> Directive: Transcribe all records exactly.

> Raw records:
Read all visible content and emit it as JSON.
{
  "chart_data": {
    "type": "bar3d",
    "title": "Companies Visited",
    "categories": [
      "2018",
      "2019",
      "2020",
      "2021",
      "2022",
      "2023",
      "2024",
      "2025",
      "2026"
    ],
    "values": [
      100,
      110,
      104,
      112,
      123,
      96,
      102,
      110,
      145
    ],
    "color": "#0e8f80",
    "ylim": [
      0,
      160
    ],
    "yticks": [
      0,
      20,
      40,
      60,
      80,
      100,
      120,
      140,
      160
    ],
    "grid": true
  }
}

> Result of this task:
Read all visible content and emit it as JSON.
{
  "chart_data": {
    "type": "bar3d",
    "title": "Companies Visited",
    "categories": [
      "2018",
      "2019",
      "2020",
      "2021",
      "2022",
      "2023",
      "2024",
      "2025",
      "2026"
    ],
    "values": [
      100,
      110,
      104,
      112,
      123,
      96,
      102,
      110,
      145
    ],
    "color": "#0e8f80",
    "ylim": [
      0,
      160
    ],
    "yticks": [
      0,
      20,
      40,
      60,
      80,
      100,
      120,
      140,
      160
    ],
    "grid": true
  }
}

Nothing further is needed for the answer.